** WHAT IS REQUIRED **
Please copy every record below exactly, but leave the pictures out.
- - - -
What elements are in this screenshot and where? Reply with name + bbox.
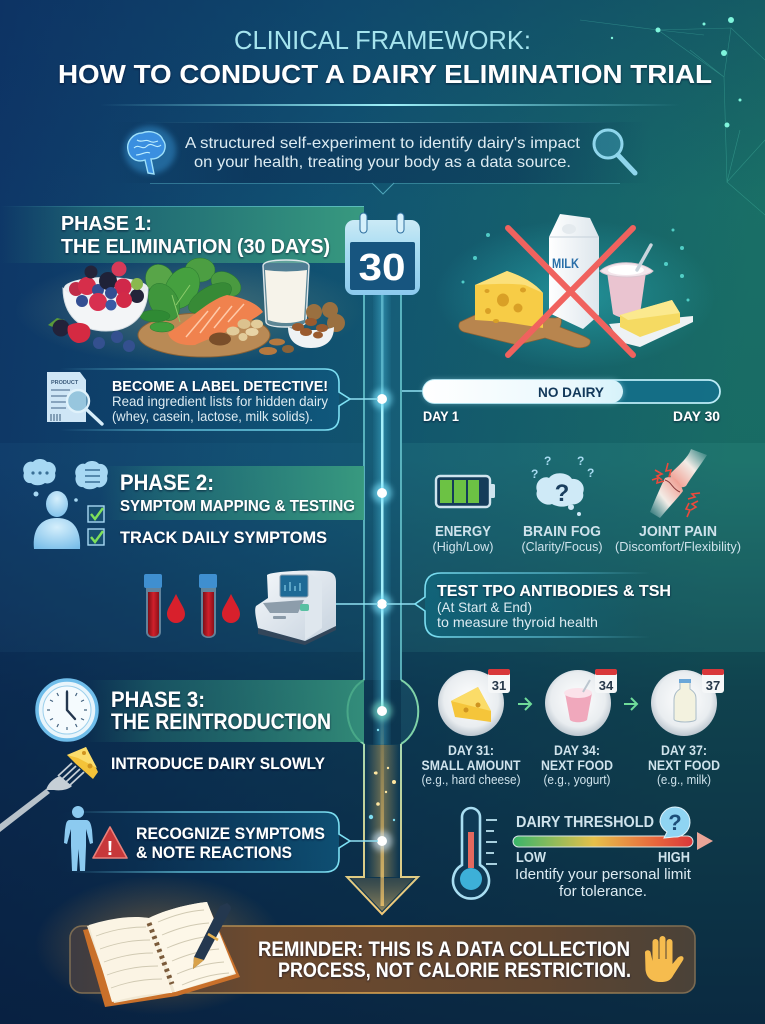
intro callout: on your health, treating your body as a data source. xyxy=(194,154,571,171)
arrow: day 34 to 37 xyxy=(624,698,637,710)
icon: calendar 30: 30 xyxy=(358,247,406,289)
icon: thermometer xyxy=(453,808,497,899)
dairy threshold scale: DAIRY THRESHOLD xyxy=(516,814,654,831)
title: HOW TO CONDUCT A DAIRY ELIMINATION TRIAL xyxy=(58,59,712,89)
title xyxy=(58,25,712,89)
illustration: allowed foods xyxy=(15,255,365,365)
panel: label detective: (whey, casein, lactose, milk solids). xyxy=(112,408,313,424)
icon: warning triangle: ! xyxy=(107,838,113,860)
icon: question bubble xyxy=(660,807,690,838)
symptom labels: (Clarity/Focus) xyxy=(522,539,602,554)
icon: clock xyxy=(37,680,97,740)
symptom labels: (Discomfort/Flexibility) xyxy=(615,539,741,554)
progress bar: no dairy: DAY 1 xyxy=(423,408,459,424)
day 31 plate xyxy=(438,669,510,736)
panel: TPO and TSH test xyxy=(336,573,671,637)
panel: phase 2 heading: TRACK DAILY SYMPTOMS xyxy=(120,529,327,547)
icon: brain fog cloud: ? xyxy=(555,480,569,507)
icon: brain fog cloud: ? xyxy=(531,467,538,481)
icon: brain fog cloud: ? xyxy=(577,454,584,468)
panel: phase 1 heading xyxy=(0,206,364,263)
icon: brain fog cloud: ? xyxy=(544,454,551,468)
icon: question bubble: ? xyxy=(668,810,682,835)
icon: battery energy xyxy=(436,476,495,507)
icon: product label under magnifier: PRODUCT xyxy=(51,380,79,386)
icon: brain fog cloud: ? xyxy=(587,466,594,480)
day 37 plate: 37 xyxy=(706,678,720,693)
butter xyxy=(609,316,693,347)
dairy threshold scale: Identify your personal limit xyxy=(515,866,692,883)
panel: reminder: PROCESS, NOT CALORIE RESTRICTION. xyxy=(278,959,631,982)
schedule labels: (e.g., milk) xyxy=(657,772,711,787)
panel: TPO and TSH test: TEST TPO ANTIBODIES & TSH xyxy=(437,583,671,600)
symptom labels: ENERGY xyxy=(435,524,491,540)
panel: reminder: REMINDER: THIS IS A DATA COLLECTION xyxy=(258,938,630,961)
schedule labels: DAY 31: xyxy=(448,742,494,758)
panel: phase 3 heading: PHASE 3: xyxy=(111,687,205,712)
icon: calendar 30 xyxy=(345,213,420,295)
day 37 plate xyxy=(651,669,724,736)
panel: recognize symptoms xyxy=(55,806,378,872)
bowl of berries xyxy=(63,288,148,331)
yogurt cup xyxy=(607,272,646,318)
panel: phase 1 heading: PHASE 1: xyxy=(61,213,152,235)
dairy threshold scale xyxy=(513,807,713,900)
glass of milk xyxy=(263,260,309,327)
milk carton xyxy=(549,214,599,329)
panel: TPO and TSH test: (At Start & End) xyxy=(437,599,532,615)
icon: fork with cheese xyxy=(0,747,98,832)
bowl of almonds xyxy=(306,302,345,332)
symptom labels: (High/Low) xyxy=(432,539,494,554)
intro callout xyxy=(110,122,650,194)
panel: label detective: BECOME A LABEL DETECTIVE! xyxy=(112,378,328,395)
day 34 plate xyxy=(545,669,617,736)
panel: shaded section behind phase 2 xyxy=(0,443,765,652)
schedule labels: DAY 34: xyxy=(554,742,600,758)
mixed nuts xyxy=(209,319,263,346)
loose berries xyxy=(48,318,135,352)
progress bar: no dairy xyxy=(402,380,720,424)
day 34 plate: 34 xyxy=(599,678,614,693)
schedule labels: (e.g., yogurt) xyxy=(544,772,610,787)
panel: phase 3 heading xyxy=(85,680,364,773)
icon: lab analyser machine xyxy=(255,571,336,645)
icon: raised hand xyxy=(645,936,684,982)
illustration: excluded dairy with red cross xyxy=(435,214,715,370)
progress bar: no dairy: NO DAIRY xyxy=(538,384,605,400)
icon: brain fog cloud xyxy=(531,454,594,516)
panel: phase 2 heading: SYMPTOM MAPPING & TESTING xyxy=(120,498,355,515)
dairy threshold scale: for tolerance. xyxy=(559,883,647,900)
panel: phase 2 heading: PHASE 2: xyxy=(120,470,214,495)
panel: TPO and TSH test: to measure thyroid health xyxy=(437,614,598,630)
phase 3 node ring xyxy=(348,680,418,744)
spinach leaves xyxy=(140,258,245,332)
panel: reminder xyxy=(35,875,695,1015)
schedule labels: DAY 37: xyxy=(661,742,707,758)
icon: open notebook with pen xyxy=(83,902,240,1007)
day 31 plate: 31 xyxy=(492,678,506,693)
icon: blood tubes and drops xyxy=(144,574,240,638)
panel: phase 1 heading: THE ELIMINATION (30 DAYS) xyxy=(61,236,330,258)
schedule labels: (e.g., hard cheese) xyxy=(422,772,520,787)
lower shaft and arrowhead xyxy=(347,744,418,914)
central timeline xyxy=(347,295,418,914)
panel: phase 2 heading xyxy=(100,466,364,547)
icon: person thinking with checklist xyxy=(23,459,108,549)
schedule labels xyxy=(422,742,720,787)
salmon xyxy=(168,295,263,345)
title: CLINICAL FRAMEWORK: xyxy=(234,25,531,55)
symptom labels: BRAIN FOG xyxy=(523,524,601,540)
icon: joint pain xyxy=(650,449,707,518)
wooden plate xyxy=(138,313,270,357)
panel: recognize symptoms: & NOTE REACTIONS xyxy=(136,843,292,862)
icon: brain xyxy=(124,126,176,174)
progress bar: no dairy: DAY 30 xyxy=(673,408,720,424)
arrow: day 31 to 34 xyxy=(518,698,531,710)
dairy threshold scale: LOW xyxy=(516,850,546,866)
schedule labels: NEXT FOOD xyxy=(541,757,613,773)
panel: label detective: Read ingredient lists for hidden dairy xyxy=(112,393,328,409)
icon: product label under magnifier xyxy=(47,372,102,424)
icon: magnifier xyxy=(594,130,635,173)
red cross xyxy=(508,228,633,355)
timeline nodes xyxy=(372,389,392,851)
illustration: excluded dairy with red cross: MILK xyxy=(552,255,579,271)
symptom labels xyxy=(432,524,741,554)
board xyxy=(459,315,590,348)
schedule labels: NEXT FOOD xyxy=(648,757,720,773)
panel: recognize symptoms: RECOGNIZE SYMPTOMS xyxy=(136,824,325,843)
cheese xyxy=(475,271,543,328)
icon: standing person xyxy=(64,806,93,871)
schedule labels: SMALL AMOUNT xyxy=(422,757,521,773)
network decoration top right xyxy=(580,17,765,215)
intro callout: A structured self-experiment to identify dairy's impact xyxy=(185,135,581,152)
panel: label detective xyxy=(47,369,378,430)
dairy threshold scale: HIGH xyxy=(658,850,690,866)
panel: phase 3 heading: THE REINTRODUCTION xyxy=(111,709,331,734)
panel: phase 3 heading: INTRODUCE DAIRY SLOWLY xyxy=(111,755,325,773)
symptom labels: JOINT PAIN xyxy=(639,524,717,540)
reintroduction schedule xyxy=(422,669,724,787)
icon: warning triangle xyxy=(93,827,127,860)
- - - -
** ANSWER BELOW **
What elements are in this screenshot and where? Reply with name + bbox.
intro callout: on your health, treating your body as a data source. xyxy=(194,154,571,171)
arrow: day 34 to 37 xyxy=(624,698,637,710)
icon: calendar 30: 30 xyxy=(358,247,406,289)
icon: thermometer xyxy=(453,808,497,899)
dairy threshold scale: DAIRY THRESHOLD xyxy=(516,814,654,831)
title: HOW TO CONDUCT A DAIRY ELIMINATION TRIAL xyxy=(58,59,712,89)
title xyxy=(58,25,712,89)
illustration: allowed foods xyxy=(15,255,365,365)
panel: label detective: (whey, casein, lactose, milk solids). xyxy=(112,408,313,424)
icon: warning triangle: ! xyxy=(107,838,113,860)
icon: question bubble xyxy=(660,807,690,838)
symptom labels: (Clarity/Focus) xyxy=(522,539,602,554)
icon: clock xyxy=(37,680,97,740)
symptom labels: (Discomfort/Flexibility) xyxy=(615,539,741,554)
progress bar: no dairy: DAY 1 xyxy=(423,408,459,424)
day 31 plate xyxy=(438,669,510,736)
panel: TPO and TSH test xyxy=(336,573,671,637)
panel: phase 2 heading: TRACK DAILY SYMPTOMS xyxy=(120,529,327,547)
icon: brain fog cloud: ? xyxy=(555,480,569,507)
icon: brain fog cloud: ? xyxy=(531,467,538,481)
icon: brain fog cloud: ? xyxy=(577,454,584,468)
panel: phase 1 heading xyxy=(0,206,364,263)
icon: brain fog cloud: ? xyxy=(544,454,551,468)
icon: question bubble: ? xyxy=(668,810,682,835)
icon: battery energy xyxy=(436,476,495,507)
icon: product label under magnifier: PRODUCT xyxy=(51,380,79,386)
icon: brain fog cloud: ? xyxy=(587,466,594,480)
day 37 plate: 37 xyxy=(706,678,720,693)
butter xyxy=(609,316,693,347)
dairy threshold scale: Identify your personal limit xyxy=(515,866,692,883)
panel: reminder: PROCESS, NOT CALORIE RESTRICTION. xyxy=(278,959,631,982)
schedule labels: (e.g., milk) xyxy=(657,772,711,787)
panel: TPO and TSH test: TEST TPO ANTIBODIES & TSH xyxy=(437,583,671,600)
symptom labels: ENERGY xyxy=(435,524,491,540)
panel: reminder: REMINDER: THIS IS A DATA COLLECTION xyxy=(258,938,630,961)
schedule labels: DAY 31: xyxy=(448,742,494,758)
panel: phase 3 heading: PHASE 3: xyxy=(111,687,205,712)
icon: calendar 30 xyxy=(345,213,420,295)
day 37 plate xyxy=(651,669,724,736)
panel: recognize symptoms xyxy=(55,806,378,872)
bowl of berries xyxy=(63,288,148,331)
yogurt cup xyxy=(607,272,646,318)
panel: phase 1 heading: PHASE 1: xyxy=(61,213,152,235)
dairy threshold scale xyxy=(513,807,713,900)
glass of milk xyxy=(263,260,309,327)
milk carton xyxy=(549,214,599,329)
panel: TPO and TSH test: (At Start & End) xyxy=(437,599,532,615)
icon: fork with cheese xyxy=(0,747,98,832)
bowl of almonds xyxy=(306,302,345,332)
symptom labels: (High/Low) xyxy=(432,539,494,554)
intro callout xyxy=(110,122,650,194)
panel: label detective: BECOME A LABEL DETECTIVE! xyxy=(112,378,328,395)
day 34 plate xyxy=(545,669,617,736)
panel: shaded section behind phase 2 xyxy=(0,443,765,652)
schedule labels: DAY 34: xyxy=(554,742,600,758)
mixed nuts xyxy=(209,319,263,346)
loose berries xyxy=(48,318,135,352)
progress bar: no dairy xyxy=(402,380,720,424)
day 34 plate: 34 xyxy=(599,678,614,693)
schedule labels: (e.g., yogurt) xyxy=(544,772,610,787)
panel: phase 3 heading xyxy=(85,680,364,773)
icon: lab analyser machine xyxy=(255,571,336,645)
icon: raised hand xyxy=(645,936,684,982)
illustration: excluded dairy with red cross xyxy=(435,214,715,370)
progress bar: no dairy: NO DAIRY xyxy=(538,384,605,400)
icon: brain fog cloud xyxy=(531,454,594,516)
panel: phase 2 heading: SYMPTOM MAPPING & TESTING xyxy=(120,498,355,515)
dairy threshold scale: for tolerance. xyxy=(559,883,647,900)
panel: phase 2 heading: PHASE 2: xyxy=(120,470,214,495)
panel: TPO and TSH test: to measure thyroid health xyxy=(437,614,598,630)
phase 3 node ring xyxy=(348,680,418,744)
spinach leaves xyxy=(140,258,245,332)
panel: reminder xyxy=(35,875,695,1015)
schedule labels: DAY 37: xyxy=(661,742,707,758)
icon: open notebook with pen xyxy=(83,902,240,1007)
day 31 plate: 31 xyxy=(492,678,506,693)
icon: blood tubes and drops xyxy=(144,574,240,638)
panel: phase 1 heading: THE ELIMINATION (30 DAYS) xyxy=(61,236,330,258)
schedule labels: (e.g., hard cheese) xyxy=(422,772,520,787)
lower shaft and arrowhead xyxy=(347,744,418,914)
central timeline xyxy=(347,295,418,914)
panel: phase 2 heading xyxy=(100,466,364,547)
icon: person thinking with checklist xyxy=(23,459,108,549)
schedule labels xyxy=(422,742,720,787)
salmon xyxy=(168,295,263,345)
title: CLINICAL FRAMEWORK: xyxy=(234,25,531,55)
symptom labels: BRAIN FOG xyxy=(523,524,601,540)
icon: joint pain xyxy=(650,449,707,518)
wooden plate xyxy=(138,313,270,357)
panel: recognize symptoms: & NOTE REACTIONS xyxy=(136,843,292,862)
icon: brain xyxy=(124,126,176,174)
progress bar: no dairy: DAY 30 xyxy=(673,408,720,424)
arrow: day 31 to 34 xyxy=(518,698,531,710)
dairy threshold scale: LOW xyxy=(516,850,546,866)
schedule labels: NEXT FOOD xyxy=(541,757,613,773)
panel: label detective: Read ingredient lists for hidden dairy xyxy=(112,393,328,409)
icon: product label under magnifier xyxy=(47,372,102,424)
icon: magnifier xyxy=(594,130,635,173)
red cross xyxy=(508,228,633,355)
timeline nodes xyxy=(372,389,392,851)
illustration: excluded dairy with red cross: MILK xyxy=(552,255,579,271)
symptom labels xyxy=(432,524,741,554)
board xyxy=(459,315,590,348)
schedule labels: NEXT FOOD xyxy=(648,757,720,773)
panel: recognize symptoms: RECOGNIZE SYMPTOMS xyxy=(136,824,325,843)
cheese xyxy=(475,271,543,328)
icon: standing person xyxy=(64,806,93,871)
schedule labels: SMALL AMOUNT xyxy=(422,757,521,773)
network decoration top right xyxy=(580,17,765,215)
intro callout: A structured self-experiment to identify dairy's impact xyxy=(185,135,581,152)
panel: label detective xyxy=(47,369,378,430)
dairy threshold scale: HIGH xyxy=(658,850,690,866)
panel: phase 3 heading: THE REINTRODUCTION xyxy=(111,709,331,734)
panel: phase 3 heading: INTRODUCE DAIRY SLOWLY xyxy=(111,755,325,773)
symptom labels: JOINT PAIN xyxy=(639,524,717,540)
reintroduction schedule xyxy=(422,669,724,787)
icon: warning triangle xyxy=(93,827,127,860)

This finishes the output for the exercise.